*DIRECTION*: Check each line of the data below for the word "equal", then extract the ones that have it.

[Figure collection entries]
-=-=-

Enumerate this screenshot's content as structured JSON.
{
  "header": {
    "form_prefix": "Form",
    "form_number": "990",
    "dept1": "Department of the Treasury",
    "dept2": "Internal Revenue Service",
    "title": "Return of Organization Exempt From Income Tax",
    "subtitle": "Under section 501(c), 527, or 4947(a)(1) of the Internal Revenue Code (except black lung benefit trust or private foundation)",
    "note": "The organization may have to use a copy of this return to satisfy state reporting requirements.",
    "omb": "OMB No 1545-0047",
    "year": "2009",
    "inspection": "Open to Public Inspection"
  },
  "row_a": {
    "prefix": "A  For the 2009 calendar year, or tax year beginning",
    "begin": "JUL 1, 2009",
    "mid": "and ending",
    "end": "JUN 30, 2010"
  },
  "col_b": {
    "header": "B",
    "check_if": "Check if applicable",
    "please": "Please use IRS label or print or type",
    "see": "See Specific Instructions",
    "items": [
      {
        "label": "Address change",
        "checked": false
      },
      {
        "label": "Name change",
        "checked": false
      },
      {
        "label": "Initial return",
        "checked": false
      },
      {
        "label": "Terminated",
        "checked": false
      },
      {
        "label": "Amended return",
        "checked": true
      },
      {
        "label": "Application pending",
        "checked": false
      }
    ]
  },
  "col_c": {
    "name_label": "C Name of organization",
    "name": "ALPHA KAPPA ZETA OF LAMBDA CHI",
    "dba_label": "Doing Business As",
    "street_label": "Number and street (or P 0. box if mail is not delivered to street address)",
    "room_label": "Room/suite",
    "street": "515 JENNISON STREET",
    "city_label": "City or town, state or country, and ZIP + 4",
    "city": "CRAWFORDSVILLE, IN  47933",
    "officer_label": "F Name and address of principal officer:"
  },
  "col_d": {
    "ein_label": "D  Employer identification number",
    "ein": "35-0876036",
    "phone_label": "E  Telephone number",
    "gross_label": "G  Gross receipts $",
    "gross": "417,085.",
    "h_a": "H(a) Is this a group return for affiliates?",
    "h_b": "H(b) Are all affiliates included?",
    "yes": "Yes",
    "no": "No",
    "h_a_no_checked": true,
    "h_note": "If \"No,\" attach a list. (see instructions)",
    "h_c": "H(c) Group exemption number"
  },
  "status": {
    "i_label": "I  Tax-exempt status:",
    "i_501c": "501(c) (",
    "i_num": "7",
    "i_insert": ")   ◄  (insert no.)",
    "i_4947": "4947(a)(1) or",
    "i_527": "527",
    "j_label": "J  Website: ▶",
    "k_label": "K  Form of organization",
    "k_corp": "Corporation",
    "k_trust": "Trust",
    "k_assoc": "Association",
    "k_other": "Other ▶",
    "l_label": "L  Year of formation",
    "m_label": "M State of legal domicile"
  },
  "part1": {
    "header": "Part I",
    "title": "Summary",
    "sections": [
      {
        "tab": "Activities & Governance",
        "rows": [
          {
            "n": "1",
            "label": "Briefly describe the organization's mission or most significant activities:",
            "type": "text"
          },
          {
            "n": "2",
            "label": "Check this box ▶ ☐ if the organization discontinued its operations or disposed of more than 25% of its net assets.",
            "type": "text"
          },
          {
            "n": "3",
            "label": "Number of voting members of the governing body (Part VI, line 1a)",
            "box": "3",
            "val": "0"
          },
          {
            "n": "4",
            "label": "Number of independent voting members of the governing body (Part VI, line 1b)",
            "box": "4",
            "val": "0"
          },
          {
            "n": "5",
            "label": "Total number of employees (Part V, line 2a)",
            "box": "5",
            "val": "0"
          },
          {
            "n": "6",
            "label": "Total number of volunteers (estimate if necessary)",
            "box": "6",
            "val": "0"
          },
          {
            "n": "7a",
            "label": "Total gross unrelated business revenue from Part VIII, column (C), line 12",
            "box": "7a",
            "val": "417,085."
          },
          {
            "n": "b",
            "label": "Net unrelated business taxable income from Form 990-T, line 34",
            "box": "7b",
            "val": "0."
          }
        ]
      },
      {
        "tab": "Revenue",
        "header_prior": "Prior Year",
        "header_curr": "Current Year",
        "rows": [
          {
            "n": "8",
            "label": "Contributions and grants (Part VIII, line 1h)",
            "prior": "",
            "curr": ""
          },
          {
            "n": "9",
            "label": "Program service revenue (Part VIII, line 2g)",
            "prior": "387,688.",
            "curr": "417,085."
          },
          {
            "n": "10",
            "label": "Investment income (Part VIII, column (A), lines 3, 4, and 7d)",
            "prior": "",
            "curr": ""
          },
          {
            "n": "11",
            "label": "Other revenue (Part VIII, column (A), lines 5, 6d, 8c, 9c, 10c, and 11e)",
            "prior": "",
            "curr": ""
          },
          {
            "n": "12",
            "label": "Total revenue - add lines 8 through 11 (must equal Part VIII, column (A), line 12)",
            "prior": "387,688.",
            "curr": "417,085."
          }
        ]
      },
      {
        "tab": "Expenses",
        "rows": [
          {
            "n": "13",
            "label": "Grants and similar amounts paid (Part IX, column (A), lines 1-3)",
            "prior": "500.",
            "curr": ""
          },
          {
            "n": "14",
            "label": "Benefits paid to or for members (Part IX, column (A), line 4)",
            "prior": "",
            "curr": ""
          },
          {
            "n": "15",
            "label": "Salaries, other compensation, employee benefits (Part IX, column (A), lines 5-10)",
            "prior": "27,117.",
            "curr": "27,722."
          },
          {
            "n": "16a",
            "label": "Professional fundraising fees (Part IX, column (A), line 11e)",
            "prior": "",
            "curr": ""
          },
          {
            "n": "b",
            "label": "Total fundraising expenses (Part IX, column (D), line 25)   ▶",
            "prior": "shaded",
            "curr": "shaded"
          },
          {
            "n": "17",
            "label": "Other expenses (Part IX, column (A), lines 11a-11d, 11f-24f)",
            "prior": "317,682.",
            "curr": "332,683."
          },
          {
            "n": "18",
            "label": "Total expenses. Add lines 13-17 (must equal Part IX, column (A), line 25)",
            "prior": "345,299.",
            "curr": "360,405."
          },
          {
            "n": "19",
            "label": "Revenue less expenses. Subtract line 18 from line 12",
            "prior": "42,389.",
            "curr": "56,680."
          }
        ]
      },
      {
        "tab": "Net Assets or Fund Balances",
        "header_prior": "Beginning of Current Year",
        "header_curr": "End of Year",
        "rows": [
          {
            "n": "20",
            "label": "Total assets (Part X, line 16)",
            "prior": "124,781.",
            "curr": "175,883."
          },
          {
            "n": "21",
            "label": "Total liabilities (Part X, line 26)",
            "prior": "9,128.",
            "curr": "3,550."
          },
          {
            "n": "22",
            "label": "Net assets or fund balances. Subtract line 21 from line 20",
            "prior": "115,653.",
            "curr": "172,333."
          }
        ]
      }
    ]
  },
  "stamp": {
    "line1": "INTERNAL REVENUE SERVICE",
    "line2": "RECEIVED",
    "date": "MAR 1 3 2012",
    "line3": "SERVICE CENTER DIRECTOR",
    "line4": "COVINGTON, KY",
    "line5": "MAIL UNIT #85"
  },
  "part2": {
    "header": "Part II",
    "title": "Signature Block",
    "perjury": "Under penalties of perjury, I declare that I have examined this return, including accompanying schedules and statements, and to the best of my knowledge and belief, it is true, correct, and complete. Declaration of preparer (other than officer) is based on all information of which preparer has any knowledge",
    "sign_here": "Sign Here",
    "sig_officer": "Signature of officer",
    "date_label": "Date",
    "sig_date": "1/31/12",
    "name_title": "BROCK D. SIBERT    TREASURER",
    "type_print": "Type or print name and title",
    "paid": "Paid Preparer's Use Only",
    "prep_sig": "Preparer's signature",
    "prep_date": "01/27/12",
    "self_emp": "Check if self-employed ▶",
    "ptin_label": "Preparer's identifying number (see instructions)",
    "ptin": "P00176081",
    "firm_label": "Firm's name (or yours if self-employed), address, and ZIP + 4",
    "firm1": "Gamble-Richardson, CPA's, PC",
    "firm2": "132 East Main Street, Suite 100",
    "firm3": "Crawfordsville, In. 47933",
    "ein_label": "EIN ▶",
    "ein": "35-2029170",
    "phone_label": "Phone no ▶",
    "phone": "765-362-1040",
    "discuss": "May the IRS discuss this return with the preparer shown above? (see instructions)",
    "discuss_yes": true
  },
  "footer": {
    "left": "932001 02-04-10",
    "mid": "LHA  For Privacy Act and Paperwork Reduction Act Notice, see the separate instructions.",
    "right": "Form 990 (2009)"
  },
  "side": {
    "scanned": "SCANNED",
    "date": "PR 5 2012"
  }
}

-=-=-

*THE OUTPUT*:
            "label": "Total revenue - add lines 8 through 11 (must equal Part VIII, column (A), line 12)",
            "label": "Total expenses. Add lines 13-17 (must equal Part IX, column (A), line 25)",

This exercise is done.